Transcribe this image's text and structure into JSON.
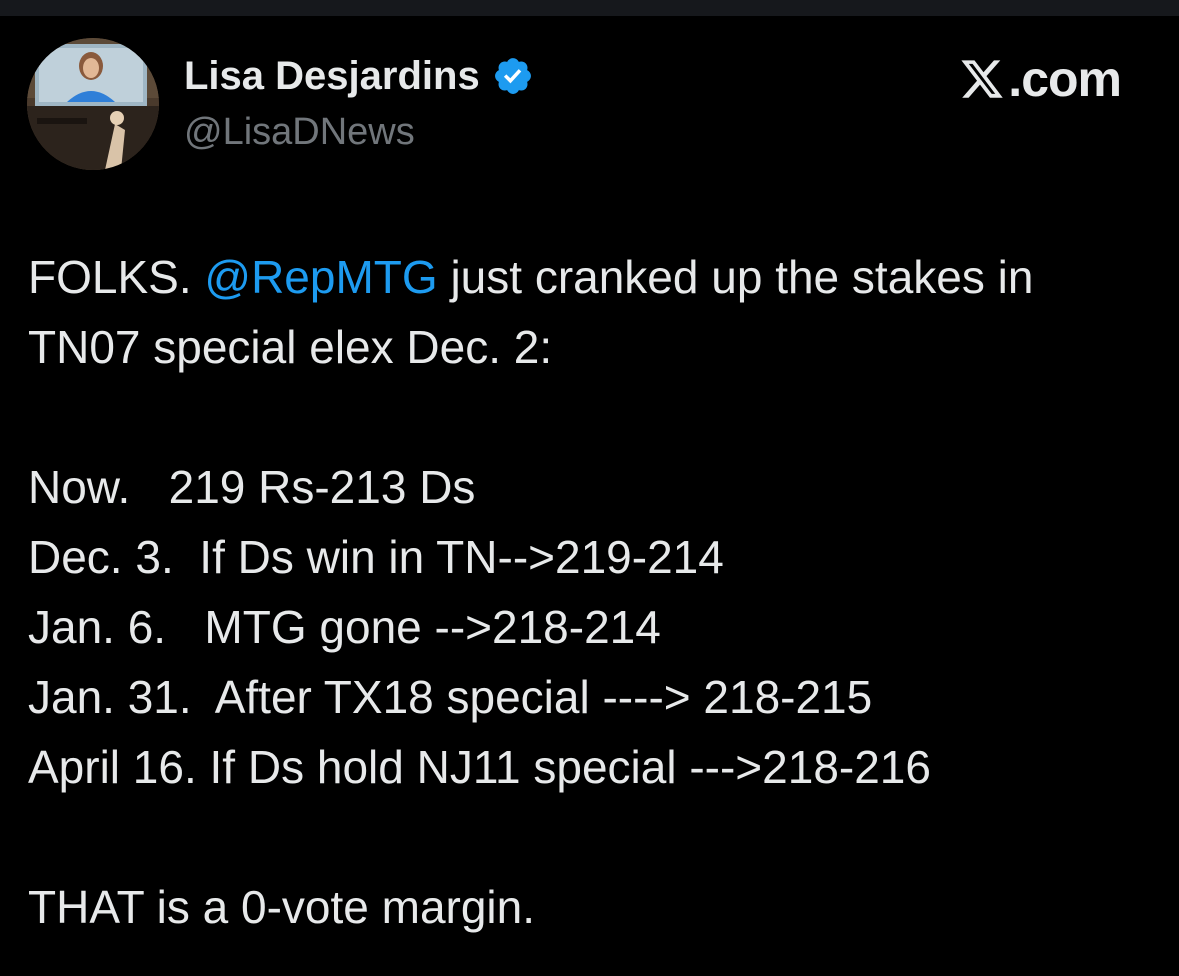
{
  "author": {
    "display_name": "Lisa Desjardins",
    "handle": "@LisaDNews",
    "verified": true
  },
  "brand": {
    "text": ".com",
    "icon": "x-logo-icon"
  },
  "tweet": {
    "line1_pre": "FOLKS. ",
    "mention": "@RepMTG",
    "line1_post": " just cranked up the stakes in",
    "line2": "TN07 special elex Dec. 2:",
    "timeline": [
      "Now.   219 Rs-213 Ds",
      "Dec. 3.  If Ds win in TN-->219-214",
      "Jan. 6.   MTG gone -->218-214",
      "Jan. 31.  After TX18 special ----> 218-215",
      "April 16. If Ds hold NJ11 special --->218-216"
    ],
    "conclusion": "THAT is a 0-vote margin."
  },
  "colors": {
    "background": "#000000",
    "text": "#e7e9ea",
    "secondary": "#71767b",
    "accent": "#1d9bf0"
  }
}
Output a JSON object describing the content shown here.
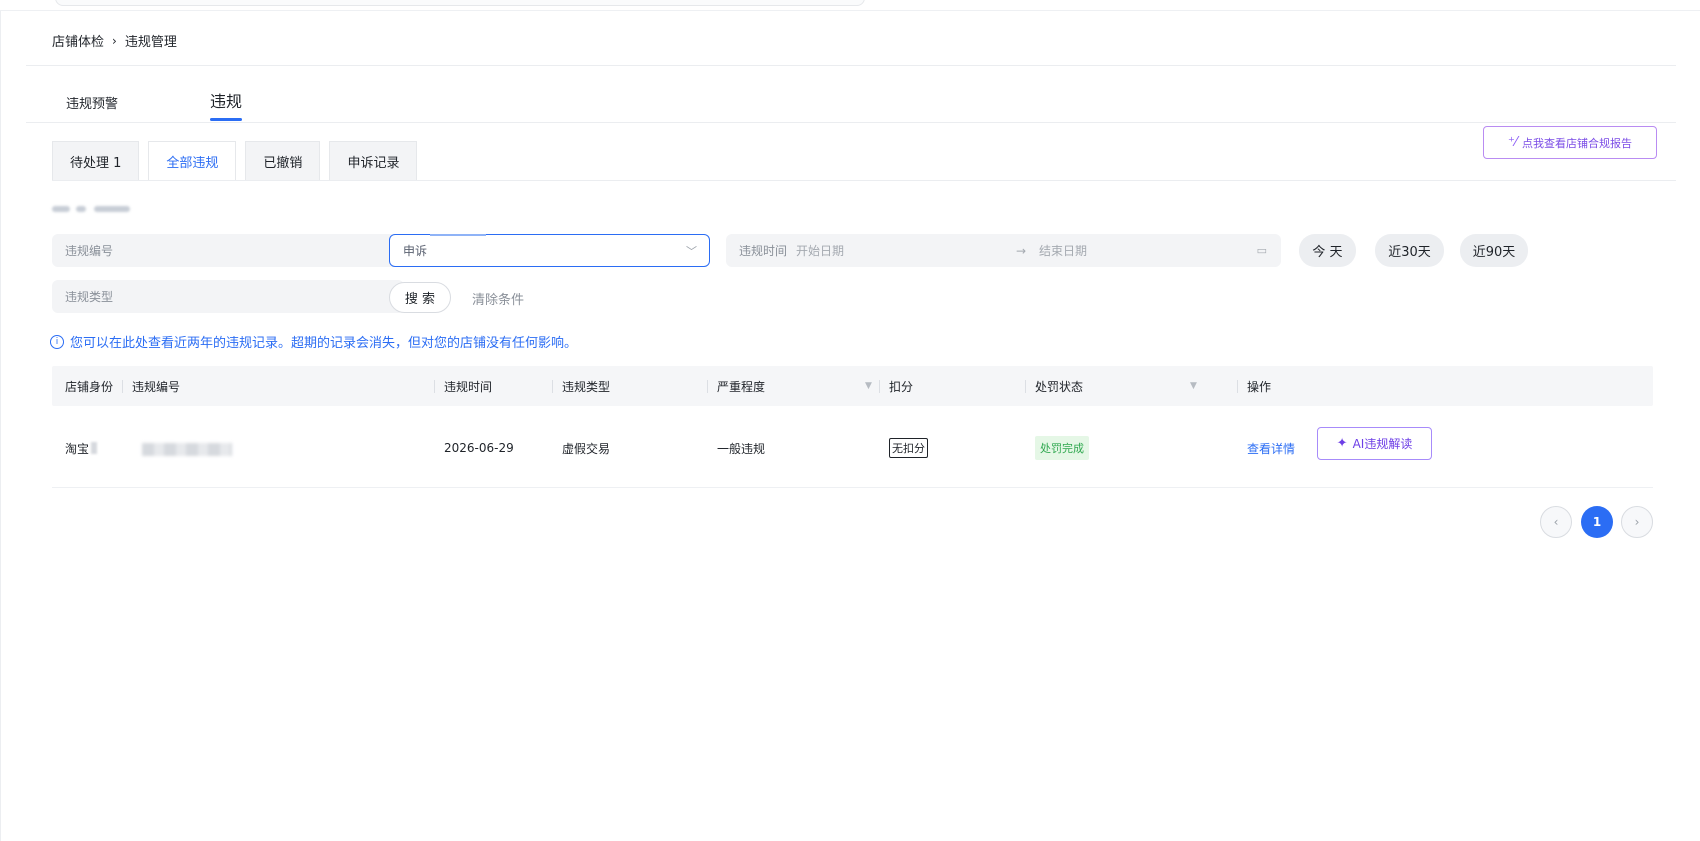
{
  "breadcrumb": {
    "root": "店铺体检",
    "separator": "›",
    "current": "违规管理"
  },
  "main_tabs": [
    {
      "label": "违规预警"
    },
    {
      "label": "违规"
    }
  ],
  "sub_tabs": [
    {
      "label": "待处理 1"
    },
    {
      "label": "全部违规"
    },
    {
      "label": "已撤销"
    },
    {
      "label": "申诉记录"
    }
  ],
  "report_button": {
    "label": "点我查看店铺合规报告",
    "icon": "magic-wand-icon"
  },
  "filters": {
    "violation_no_placeholder": "违规编号",
    "violation_type_placeholder": "违规类型",
    "appeal_select_value": "申诉",
    "date_label": "违规时间",
    "start_placeholder": "开始日期",
    "end_placeholder": "结束日期",
    "quick_today": "今 天",
    "quick_30": "近30天",
    "quick_90": "近90天",
    "search_label": "搜 索",
    "clear_label": "清除条件"
  },
  "notice": "您可以在此处查看近两年的违规记录。超期的记录会消失，但对您的店铺没有任何影响。",
  "table": {
    "headers": [
      "店铺身份",
      "违规编号",
      "违规时间",
      "违规类型",
      "严重程度",
      "扣分",
      "处罚状态",
      "操作"
    ],
    "rows": [
      {
        "shop": "淘宝",
        "violation_no": "",
        "time": "2026-06-29",
        "type": "虚假交易",
        "severity": "一般违规",
        "deduction": "无扣分",
        "status": "处罚完成",
        "action_detail": "查看详情",
        "action_ai": "AI违规解读"
      }
    ]
  },
  "pagination": {
    "current": "1",
    "prev_icon": "chevron-left-icon",
    "next_icon": "chevron-right-icon"
  },
  "colors": {
    "accent": "#2b6df4",
    "ai_purple": "#6d3fe6",
    "success": "#2fa84f"
  }
}
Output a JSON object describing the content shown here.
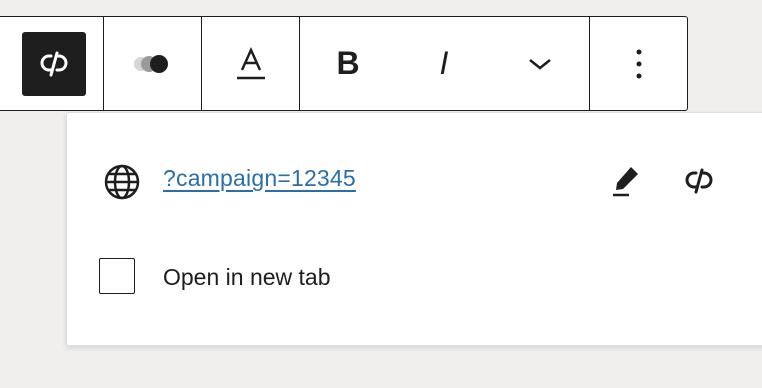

***

• **Exercise**
Copy out all lines where the word "text" appears.

• **Answer to the task**
Transcribe this image's text and structure into JSON.
    "text": ".com",
    "text": "#e7e9ea",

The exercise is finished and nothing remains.